ENTRIES SUPPLIED:
______________________________

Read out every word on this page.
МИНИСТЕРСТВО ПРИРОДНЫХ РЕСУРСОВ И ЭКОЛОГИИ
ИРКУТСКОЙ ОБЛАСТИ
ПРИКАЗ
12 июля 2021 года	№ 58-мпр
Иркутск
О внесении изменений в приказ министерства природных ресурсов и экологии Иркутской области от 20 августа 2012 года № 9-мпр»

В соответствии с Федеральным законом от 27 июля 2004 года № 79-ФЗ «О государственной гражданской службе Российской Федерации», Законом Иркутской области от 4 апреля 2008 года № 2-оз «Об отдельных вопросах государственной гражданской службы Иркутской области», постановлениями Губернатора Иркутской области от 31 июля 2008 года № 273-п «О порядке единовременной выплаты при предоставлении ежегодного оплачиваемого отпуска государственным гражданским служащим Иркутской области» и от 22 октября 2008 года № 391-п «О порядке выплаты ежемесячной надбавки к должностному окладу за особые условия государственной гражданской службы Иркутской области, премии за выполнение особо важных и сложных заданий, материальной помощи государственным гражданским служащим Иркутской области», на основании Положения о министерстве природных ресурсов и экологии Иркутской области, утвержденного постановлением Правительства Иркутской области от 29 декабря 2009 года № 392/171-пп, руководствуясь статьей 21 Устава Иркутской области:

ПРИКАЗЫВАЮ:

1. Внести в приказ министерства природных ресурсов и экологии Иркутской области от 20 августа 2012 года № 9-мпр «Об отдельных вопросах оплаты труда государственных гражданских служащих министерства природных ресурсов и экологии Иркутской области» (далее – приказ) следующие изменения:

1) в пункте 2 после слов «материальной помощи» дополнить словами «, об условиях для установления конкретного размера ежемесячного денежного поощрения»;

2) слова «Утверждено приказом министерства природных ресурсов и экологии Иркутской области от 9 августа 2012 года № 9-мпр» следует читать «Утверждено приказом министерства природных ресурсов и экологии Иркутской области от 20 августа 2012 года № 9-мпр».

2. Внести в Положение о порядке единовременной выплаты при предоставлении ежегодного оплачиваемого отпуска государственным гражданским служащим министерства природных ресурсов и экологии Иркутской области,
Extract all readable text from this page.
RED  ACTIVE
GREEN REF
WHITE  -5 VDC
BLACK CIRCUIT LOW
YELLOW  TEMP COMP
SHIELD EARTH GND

______________________________

Retype the records above exactly.

TASK OUTPUT:
Read out every word on this page.
МИНИСТЕРСТВО ПРИРОДНЫХ РЕСУРСОВ И ЭКОЛОГИИ
ИРКУТСКОЙ ОБЛАСТИ
ПРИКАЗ
12 июля 2021 года	№ 58-мпр
Иркутск
О внесении изменений в приказ министерства природных ресурсов и экологии Иркутской области от 20 августа 2012 года № 9-мпр»

В соответствии с Федеральным законом от 27 июля 2004 года № 79-ФЗ «О государственной гражданской службе Российской Федерации», Законом Иркутской области от 4 апреля 2008 года № 2-оз «Об отдельных вопросах государственной гражданской службы Иркутской области», постановлениями Губернатора Иркутской области от 31 июля 2008 года № 273-п «О порядке единовременной выплаты при предоставлении ежегодного оплачиваемого отпуска государственным гражданским служащим Иркутской области» и от 22 октября 2008 года № 391-п «О порядке выплаты ежемесячной надбавки к должностному окладу за особые условия государственной гражданской службы Иркутской области, премии за выполнение особо важных и сложных заданий, материальной помощи государственным гражданским служащим Иркутской области», на основании Положения о министерстве природных ресурсов и экологии Иркутской области, утвержденного постановлением Правительства Иркутской области от 29 декабря 2009 года № 392/171-пп, руководствуясь статьей 21 Устава Иркутской области:

ПРИКАЗЫВАЮ:

1. Внести в приказ министерства природных ресурсов и экологии Иркутской области от 20 августа 2012 года № 9-мпр «Об отдельных вопросах оплаты труда государственных гражданских служащих министерства природных ресурсов и экологии Иркутской области» (далее – приказ) следующие изменения:

1) в пункте 2 после слов «материальной помощи» дополнить словами «, об условиях для установления конкретного размера ежемесячного денежного поощрения»;

2) слова «Утверждено приказом министерства природных ресурсов и экологии Иркутской области от 9 августа 2012 года № 9-мпр» следует читать «Утверждено приказом министерства природных ресурсов и экологии Иркутской области от 20 августа 2012 года № 9-мпр».

2. Внести в Положение о порядке единовременной выплаты при предоставлении ежегодного оплачиваемого отпуска государственным гражданским служащим министерства природных ресурсов и экологии Иркутской области,
Extract all readable text from this page.
RED  ACTIVE
GREEN REF
WHITE  -5 VDC
BLACK CIRCUIT LOW
YELLOW  TEMP COMP
SHIELD EARTH GND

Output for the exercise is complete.